Objective ▸ What follows is a set of records, each of which is to be written out exactly.

Supplied data ▸
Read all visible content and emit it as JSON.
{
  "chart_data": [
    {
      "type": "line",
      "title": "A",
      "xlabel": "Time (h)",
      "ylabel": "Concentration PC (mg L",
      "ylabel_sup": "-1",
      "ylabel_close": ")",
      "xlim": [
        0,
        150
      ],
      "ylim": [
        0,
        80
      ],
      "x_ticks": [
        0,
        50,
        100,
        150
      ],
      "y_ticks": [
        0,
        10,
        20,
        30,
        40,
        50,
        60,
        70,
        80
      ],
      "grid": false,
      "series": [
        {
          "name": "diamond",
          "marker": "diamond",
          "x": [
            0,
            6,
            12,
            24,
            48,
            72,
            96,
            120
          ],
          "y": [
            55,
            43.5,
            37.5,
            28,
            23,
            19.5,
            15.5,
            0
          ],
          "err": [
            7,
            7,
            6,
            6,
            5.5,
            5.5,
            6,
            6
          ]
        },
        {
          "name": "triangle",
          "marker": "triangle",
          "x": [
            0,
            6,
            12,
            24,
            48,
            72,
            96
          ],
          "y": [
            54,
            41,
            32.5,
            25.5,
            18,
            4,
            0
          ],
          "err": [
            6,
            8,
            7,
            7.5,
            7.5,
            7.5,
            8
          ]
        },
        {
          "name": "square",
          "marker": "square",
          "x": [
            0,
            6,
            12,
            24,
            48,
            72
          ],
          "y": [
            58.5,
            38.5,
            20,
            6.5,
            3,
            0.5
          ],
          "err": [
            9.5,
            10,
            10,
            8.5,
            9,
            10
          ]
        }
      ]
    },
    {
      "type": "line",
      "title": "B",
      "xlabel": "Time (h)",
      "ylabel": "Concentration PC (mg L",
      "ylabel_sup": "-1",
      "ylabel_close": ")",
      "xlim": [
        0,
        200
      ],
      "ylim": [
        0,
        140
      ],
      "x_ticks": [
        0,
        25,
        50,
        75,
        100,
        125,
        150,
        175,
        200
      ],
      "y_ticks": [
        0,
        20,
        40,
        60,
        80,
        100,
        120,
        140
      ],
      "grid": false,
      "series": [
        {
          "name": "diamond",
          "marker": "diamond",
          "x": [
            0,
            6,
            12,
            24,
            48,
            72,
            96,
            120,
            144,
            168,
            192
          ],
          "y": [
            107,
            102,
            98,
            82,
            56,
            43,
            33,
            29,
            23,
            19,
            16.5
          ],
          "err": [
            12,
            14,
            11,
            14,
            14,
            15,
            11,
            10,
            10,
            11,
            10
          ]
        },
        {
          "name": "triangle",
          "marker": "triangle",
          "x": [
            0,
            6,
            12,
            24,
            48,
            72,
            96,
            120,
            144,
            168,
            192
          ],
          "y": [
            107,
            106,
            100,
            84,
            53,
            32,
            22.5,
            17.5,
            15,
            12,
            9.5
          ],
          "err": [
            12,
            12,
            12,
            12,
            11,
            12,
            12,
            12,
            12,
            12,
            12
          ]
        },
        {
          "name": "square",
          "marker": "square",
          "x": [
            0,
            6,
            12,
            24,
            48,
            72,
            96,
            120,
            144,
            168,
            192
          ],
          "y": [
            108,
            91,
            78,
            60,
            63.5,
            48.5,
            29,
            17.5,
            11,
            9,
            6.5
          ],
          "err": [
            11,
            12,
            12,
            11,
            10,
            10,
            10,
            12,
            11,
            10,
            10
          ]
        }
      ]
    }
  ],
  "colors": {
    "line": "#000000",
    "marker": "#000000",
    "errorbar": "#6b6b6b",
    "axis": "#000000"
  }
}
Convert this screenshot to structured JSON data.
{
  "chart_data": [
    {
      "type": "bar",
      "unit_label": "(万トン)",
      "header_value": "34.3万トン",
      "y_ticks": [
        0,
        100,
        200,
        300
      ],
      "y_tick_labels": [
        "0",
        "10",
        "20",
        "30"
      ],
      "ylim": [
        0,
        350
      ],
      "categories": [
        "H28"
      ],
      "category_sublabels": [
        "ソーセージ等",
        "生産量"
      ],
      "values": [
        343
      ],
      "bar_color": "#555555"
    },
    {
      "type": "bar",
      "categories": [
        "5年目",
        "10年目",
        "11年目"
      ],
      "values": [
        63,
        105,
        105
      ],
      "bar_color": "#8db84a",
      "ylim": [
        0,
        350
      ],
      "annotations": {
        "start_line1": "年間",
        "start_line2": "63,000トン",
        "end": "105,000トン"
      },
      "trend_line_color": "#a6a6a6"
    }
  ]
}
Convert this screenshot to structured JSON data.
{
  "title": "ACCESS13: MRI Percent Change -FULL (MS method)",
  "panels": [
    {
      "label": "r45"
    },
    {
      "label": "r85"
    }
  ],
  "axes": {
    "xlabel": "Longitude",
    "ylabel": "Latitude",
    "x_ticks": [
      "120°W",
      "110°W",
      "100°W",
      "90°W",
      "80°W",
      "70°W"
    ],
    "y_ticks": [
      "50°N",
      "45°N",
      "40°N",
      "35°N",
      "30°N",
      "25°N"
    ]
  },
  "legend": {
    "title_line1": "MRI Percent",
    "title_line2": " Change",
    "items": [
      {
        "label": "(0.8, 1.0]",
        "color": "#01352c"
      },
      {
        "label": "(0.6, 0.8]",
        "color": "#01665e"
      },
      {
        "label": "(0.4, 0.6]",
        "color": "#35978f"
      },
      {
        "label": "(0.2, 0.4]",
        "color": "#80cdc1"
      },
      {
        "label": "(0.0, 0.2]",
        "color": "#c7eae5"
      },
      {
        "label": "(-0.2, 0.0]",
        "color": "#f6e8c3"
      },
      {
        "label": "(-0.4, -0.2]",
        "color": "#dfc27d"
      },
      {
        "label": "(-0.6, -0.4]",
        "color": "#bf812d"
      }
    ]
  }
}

Solution to this task ▸
Read all visible content and emit it as JSON.
{
  "chart_data": [
    {
      "type": "line",
      "title": "A",
      "xlabel": "Time (h)",
      "ylabel": "Concentration PC (mg L",
      "ylabel_sup": "-1",
      "ylabel_close": ")",
      "xlim": [
        0,
        150
      ],
      "ylim": [
        0,
        80
      ],
      "x_ticks": [
        0,
        50,
        100,
        150
      ],
      "y_ticks": [
        0,
        10,
        20,
        30,
        40,
        50,
        60,
        70,
        80
      ],
      "grid": false,
      "series": [
        {
          "name": "diamond",
          "marker": "diamond",
          "x": [
            0,
            6,
            12,
            24,
            48,
            72,
            96,
            120
          ],
          "y": [
            55,
            43.5,
            37.5,
            28,
            23,
            19.5,
            15.5,
            0
          ],
          "err": [
            7,
            7,
            6,
            6,
            5.5,
            5.5,
            6,
            6
          ]
        },
        {
          "name": "triangle",
          "marker": "triangle",
          "x": [
            0,
            6,
            12,
            24,
            48,
            72,
            96
          ],
          "y": [
            54,
            41,
            32.5,
            25.5,
            18,
            4,
            0
          ],
          "err": [
            6,
            8,
            7,
            7.5,
            7.5,
            7.5,
            8
          ]
        },
        {
          "name": "square",
          "marker": "square",
          "x": [
            0,
            6,
            12,
            24,
            48,
            72
          ],
          "y": [
            58.5,
            38.5,
            20,
            6.5,
            3,
            0.5
          ],
          "err": [
            9.5,
            10,
            10,
            8.5,
            9,
            10
          ]
        }
      ]
    },
    {
      "type": "line",
      "title": "B",
      "xlabel": "Time (h)",
      "ylabel": "Concentration PC (mg L",
      "ylabel_sup": "-1",
      "ylabel_close": ")",
      "xlim": [
        0,
        200
      ],
      "ylim": [
        0,
        140
      ],
      "x_ticks": [
        0,
        25,
        50,
        75,
        100,
        125,
        150,
        175,
        200
      ],
      "y_ticks": [
        0,
        20,
        40,
        60,
        80,
        100,
        120,
        140
      ],
      "grid": false,
      "series": [
        {
          "name": "diamond",
          "marker": "diamond",
          "x": [
            0,
            6,
            12,
            24,
            48,
            72,
            96,
            120,
            144,
            168,
            192
          ],
          "y": [
            107,
            102,
            98,
            82,
            56,
            43,
            33,
            29,
            23,
            19,
            16.5
          ],
          "err": [
            12,
            14,
            11,
            14,
            14,
            15,
            11,
            10,
            10,
            11,
            10
          ]
        },
        {
          "name": "triangle",
          "marker": "triangle",
          "x": [
            0,
            6,
            12,
            24,
            48,
            72,
            96,
            120,
            144,
            168,
            192
          ],
          "y": [
            107,
            106,
            100,
            84,
            53,
            32,
            22.5,
            17.5,
            15,
            12,
            9.5
          ],
          "err": [
            12,
            12,
            12,
            12,
            11,
            12,
            12,
            12,
            12,
            12,
            12
          ]
        },
        {
          "name": "square",
          "marker": "square",
          "x": [
            0,
            6,
            12,
            24,
            48,
            72,
            96,
            120,
            144,
            168,
            192
          ],
          "y": [
            108,
            91,
            78,
            60,
            63.5,
            48.5,
            29,
            17.5,
            11,
            9,
            6.5
          ],
          "err": [
            11,
            12,
            12,
            11,
            10,
            10,
            10,
            12,
            11,
            10,
            10
          ]
        }
      ]
    }
  ],
  "colors": {
    "line": "#000000",
    "marker": "#000000",
    "errorbar": "#6b6b6b",
    "axis": "#000000"
  }
}
Convert this screenshot to structured JSON data.
{
  "chart_data": [
    {
      "type": "bar",
      "unit_label": "(万トン)",
      "header_value": "34.3万トン",
      "y_ticks": [
        0,
        100,
        200,
        300
      ],
      "y_tick_labels": [
        "0",
        "10",
        "20",
        "30"
      ],
      "ylim": [
        0,
        350
      ],
      "categories": [
        "H28"
      ],
      "category_sublabels": [
        "ソーセージ等",
        "生産量"
      ],
      "values": [
        343
      ],
      "bar_color": "#555555"
    },
    {
      "type": "bar",
      "categories": [
        "5年目",
        "10年目",
        "11年目"
      ],
      "values": [
        63,
        105,
        105
      ],
      "bar_color": "#8db84a",
      "ylim": [
        0,
        350
      ],
      "annotations": {
        "start_line1": "年間",
        "start_line2": "63,000トン",
        "end": "105,000トン"
      },
      "trend_line_color": "#a6a6a6"
    }
  ]
}
Convert this screenshot to structured JSON data.
{
  "title": "ACCESS13: MRI Percent Change -FULL (MS method)",
  "panels": [
    {
      "label": "r45"
    },
    {
      "label": "r85"
    }
  ],
  "axes": {
    "xlabel": "Longitude",
    "ylabel": "Latitude",
    "x_ticks": [
      "120°W",
      "110°W",
      "100°W",
      "90°W",
      "80°W",
      "70°W"
    ],
    "y_ticks": [
      "50°N",
      "45°N",
      "40°N",
      "35°N",
      "30°N",
      "25°N"
    ]
  },
  "legend": {
    "title_line1": "MRI Percent",
    "title_line2": " Change",
    "items": [
      {
        "label": "(0.8, 1.0]",
        "color": "#01352c"
      },
      {
        "label": "(0.6, 0.8]",
        "color": "#01665e"
      },
      {
        "label": "(0.4, 0.6]",
        "color": "#35978f"
      },
      {
        "label": "(0.2, 0.4]",
        "color": "#80cdc1"
      },
      {
        "label": "(0.0, 0.2]",
        "color": "#c7eae5"
      },
      {
        "label": "(-0.2, 0.0]",
        "color": "#f6e8c3"
      },
      {
        "label": "(-0.4, -0.2]",
        "color": "#dfc27d"
      },
      {
        "label": "(-0.6, -0.4]",
        "color": "#bf812d"
      }
    ]
  }
}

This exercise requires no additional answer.